▶ [WHAT TO DO]: Report each line in the entries below that contains the word "Future", copying every such line in full.

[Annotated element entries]
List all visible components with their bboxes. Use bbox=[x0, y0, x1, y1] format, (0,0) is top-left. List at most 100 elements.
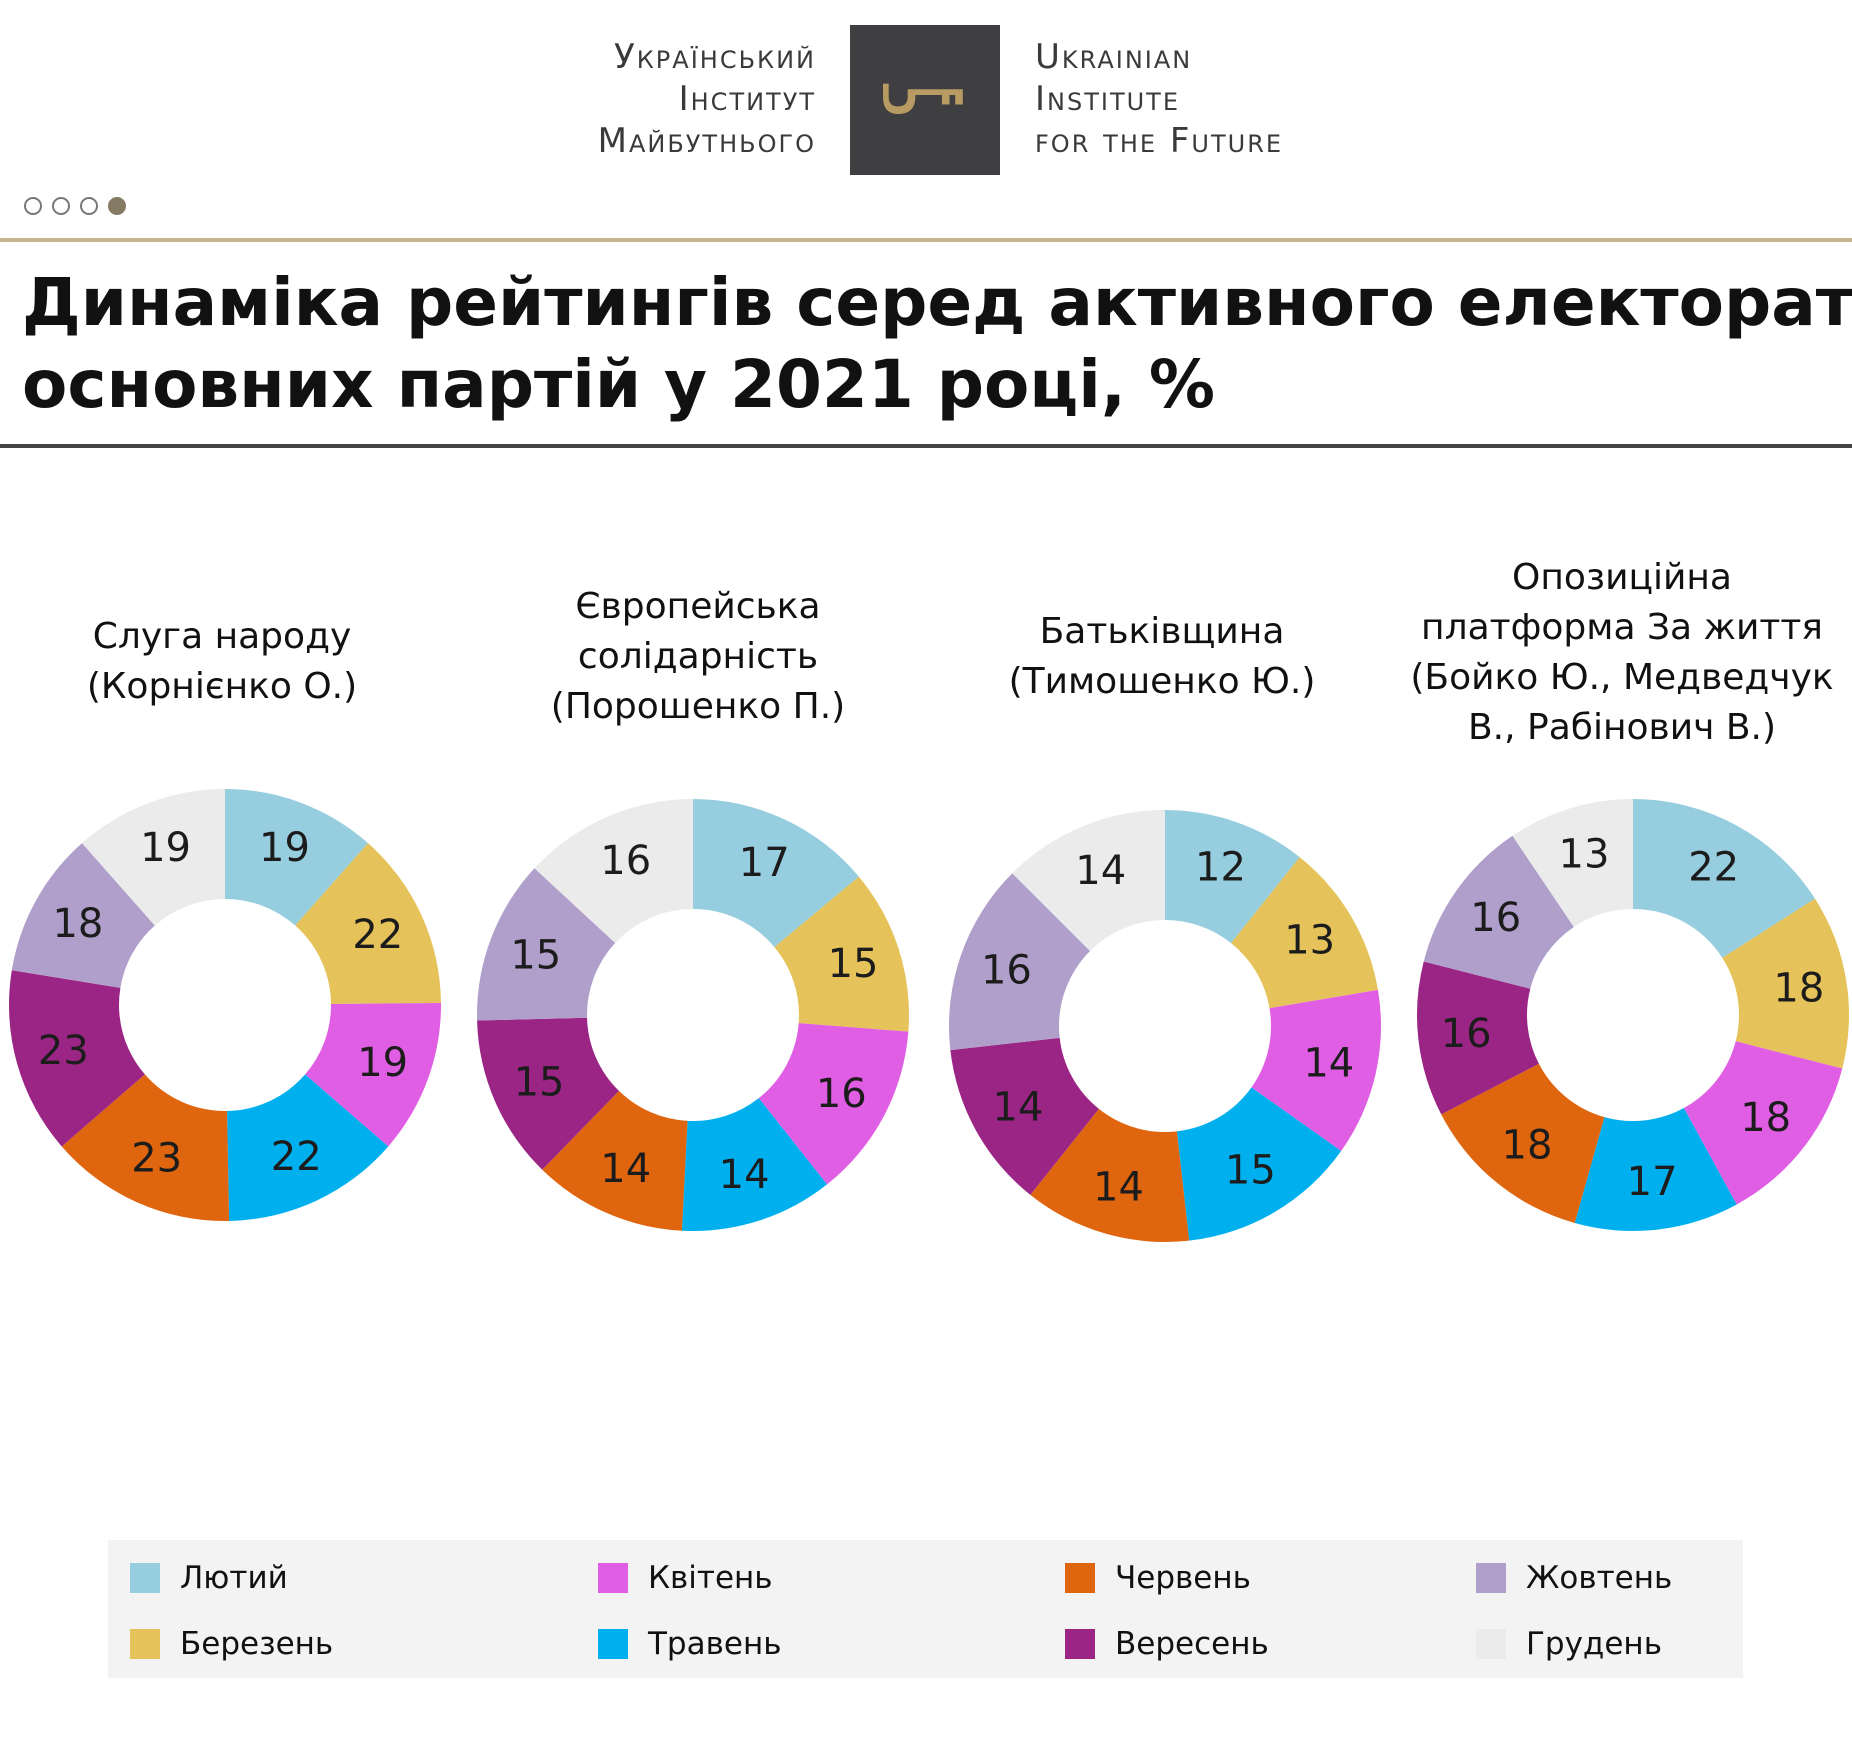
donut-data-label: 22 bbox=[352, 912, 403, 958]
donut-data-label: 12 bbox=[1195, 844, 1246, 890]
party-name-line: (Корнієнко О.) bbox=[86, 666, 358, 707]
legend-swatch bbox=[130, 1629, 160, 1659]
donut-data-label: 16 bbox=[981, 948, 1032, 994]
donut-segment-veresen bbox=[8, 970, 145, 1147]
donut-data-label: 17 bbox=[1627, 1159, 1678, 1205]
donut-data-label: 18 bbox=[1740, 1095, 1791, 1141]
donut-segment-zhovten bbox=[11, 843, 155, 988]
legend-swatch bbox=[598, 1629, 628, 1659]
legend-label: Лютий bbox=[180, 1560, 288, 1596]
donut-segment-berezen bbox=[1231, 857, 1378, 1009]
donut-segment-hruden bbox=[1512, 799, 1633, 928]
logo-ua-line-1: Український bbox=[614, 37, 816, 77]
party-name-line: Слуга народу bbox=[92, 616, 352, 657]
page-title: Динаміка рейтингів серед активного елект… bbox=[22, 262, 1852, 426]
donut-data-label: 15 bbox=[828, 941, 879, 987]
donut-data-label: 18 bbox=[52, 901, 103, 947]
legend-label: Березень bbox=[180, 1626, 334, 1662]
donut-data-label: 18 bbox=[1502, 1122, 1553, 1168]
donut-segment-cherven bbox=[1441, 1063, 1605, 1223]
legend-item-veresen: Вересень bbox=[1065, 1626, 1269, 1662]
legend-swatch bbox=[130, 1563, 160, 1593]
legend-item-berezen: Березень bbox=[130, 1626, 333, 1662]
key-icon bbox=[883, 83, 963, 114]
donut-chart-opzzh: 22 18 18 17 18 16 16 13 bbox=[1417, 799, 1849, 1231]
party-name-line: (Тимошенко Ю.) bbox=[1008, 661, 1316, 702]
logo-ua-line-3: Майбутнього bbox=[597, 121, 816, 161]
legend-item-liutyi: Лютий bbox=[130, 1560, 288, 1596]
donut-segment-berezen bbox=[774, 876, 909, 1032]
party-name-line: (Порошенко П.) bbox=[550, 686, 846, 727]
donut-data-label: 19 bbox=[140, 825, 191, 871]
donut-segment-traven bbox=[1176, 1087, 1342, 1241]
logo-en-line-3: for the Future bbox=[1035, 121, 1284, 161]
donut-data-label: 15 bbox=[1225, 1148, 1276, 1194]
donut-segment-traven bbox=[227, 1074, 389, 1221]
legend-swatch bbox=[1065, 1629, 1095, 1659]
page-title-line-2: основних партій у 2021 році, % bbox=[22, 346, 1216, 423]
donut-data-label: 16 bbox=[816, 1071, 867, 1117]
donut-data-label: 15 bbox=[510, 933, 561, 979]
legend-item-hruden: Грудень bbox=[1476, 1626, 1662, 1662]
donut-segment-cherven bbox=[542, 1090, 688, 1231]
donut-chart-sluha-narodu: 19 22 19 22 23 23 18 19 bbox=[8, 789, 441, 1221]
donut-segment-berezen bbox=[295, 843, 441, 1004]
donut-segment-kviten bbox=[758, 1023, 909, 1185]
chart-legend: Лютий Квітень Червень Жовтень Березень Т… bbox=[108, 1540, 1743, 1678]
legend-swatch bbox=[1065, 1563, 1095, 1593]
donut-segment-veresen bbox=[1417, 961, 1539, 1115]
donut-segment-zhovten bbox=[477, 868, 616, 1021]
legend-swatch bbox=[1476, 1629, 1506, 1659]
party-name-line: Батьківщина bbox=[1039, 611, 1285, 652]
pager-dot-2[interactable] bbox=[52, 197, 70, 215]
donut-segment-liutyi bbox=[1165, 810, 1300, 944]
legend-label: Жовтень bbox=[1526, 1560, 1673, 1596]
pager-dot-3[interactable] bbox=[80, 197, 98, 215]
party-name-sluha-narodu: Слуга народу (Корнієнко О.) bbox=[0, 612, 452, 712]
donut-segment-kviten bbox=[305, 1002, 441, 1147]
donut-segment-liutyi bbox=[225, 789, 368, 926]
donut-data-label: 19 bbox=[357, 1040, 408, 1086]
header-divider bbox=[0, 238, 1852, 242]
legend-label: Червень bbox=[1115, 1560, 1251, 1596]
party-name-line: платформа За життя bbox=[1421, 607, 1823, 648]
legend-swatch bbox=[598, 1563, 628, 1593]
donut-segment-traven bbox=[681, 1098, 828, 1231]
legend-item-cherven: Червень bbox=[1065, 1560, 1251, 1596]
logo-text-ukrainian: Український Інститут Майбутнього bbox=[598, 36, 816, 162]
donut-data-label: 14 bbox=[719, 1152, 770, 1198]
party-name-line: В., Рабінович В.) bbox=[1467, 707, 1777, 748]
donut-data-label: 17 bbox=[739, 840, 790, 886]
donut-data-label: 16 bbox=[1441, 1011, 1492, 1057]
donut-segment-traven bbox=[1574, 1107, 1737, 1231]
donut-data-label: 14 bbox=[1303, 1040, 1354, 1086]
donut-segment-liutyi bbox=[693, 799, 859, 948]
donut-segment-veresen bbox=[477, 1017, 620, 1170]
donut-segment-kviten bbox=[1683, 1041, 1843, 1205]
legend-item-kviten: Квітень bbox=[598, 1560, 773, 1596]
pager-dot-4[interactable] bbox=[108, 197, 126, 215]
logo-text-english: Ukrainian Institute for the Future bbox=[1035, 36, 1283, 162]
logo-en-line-1: Ukrainian bbox=[1035, 37, 1193, 77]
donut-data-label: 13 bbox=[1559, 831, 1610, 877]
page-title-line-1: Динаміка рейтингів серед активного елект… bbox=[22, 264, 1852, 341]
logo-key-box bbox=[850, 25, 1000, 175]
donut-segment-cherven bbox=[61, 1074, 230, 1221]
donut-data-label: 14 bbox=[993, 1084, 1044, 1130]
donut-data-label: 16 bbox=[1470, 895, 1521, 941]
donut-segment-zhovten bbox=[1423, 835, 1574, 989]
legend-swatch bbox=[1476, 1563, 1506, 1593]
donut-data-label: 23 bbox=[38, 1028, 89, 1074]
legend-label: Травень bbox=[648, 1626, 782, 1662]
pager-dot-1[interactable] bbox=[24, 197, 42, 215]
donut-data-label: 15 bbox=[514, 1059, 565, 1105]
donut-chart-yevropeiska-solidarnist: 17 15 16 14 14 15 15 16 bbox=[477, 799, 909, 1231]
title-divider bbox=[0, 444, 1852, 448]
party-name-line: (Бойко Ю., Медведчук bbox=[1410, 657, 1834, 698]
donut-segment-hruden bbox=[82, 789, 225, 926]
legend-label: Квітень bbox=[648, 1560, 773, 1596]
donut-segment-zhovten bbox=[949, 873, 1091, 1051]
donut-data-label: 22 bbox=[1688, 845, 1739, 891]
logo-ua-line-2: Інститут bbox=[678, 79, 816, 119]
donut-data-label: 14 bbox=[1093, 1164, 1144, 1210]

▶ [EXERCISE OUTPUT]:
logo-en-line-3: for the Future bbox=[1035, 121, 1284, 161]
logo-text-english: Ukrainian Institute for the Future bbox=[1035, 36, 1283, 162]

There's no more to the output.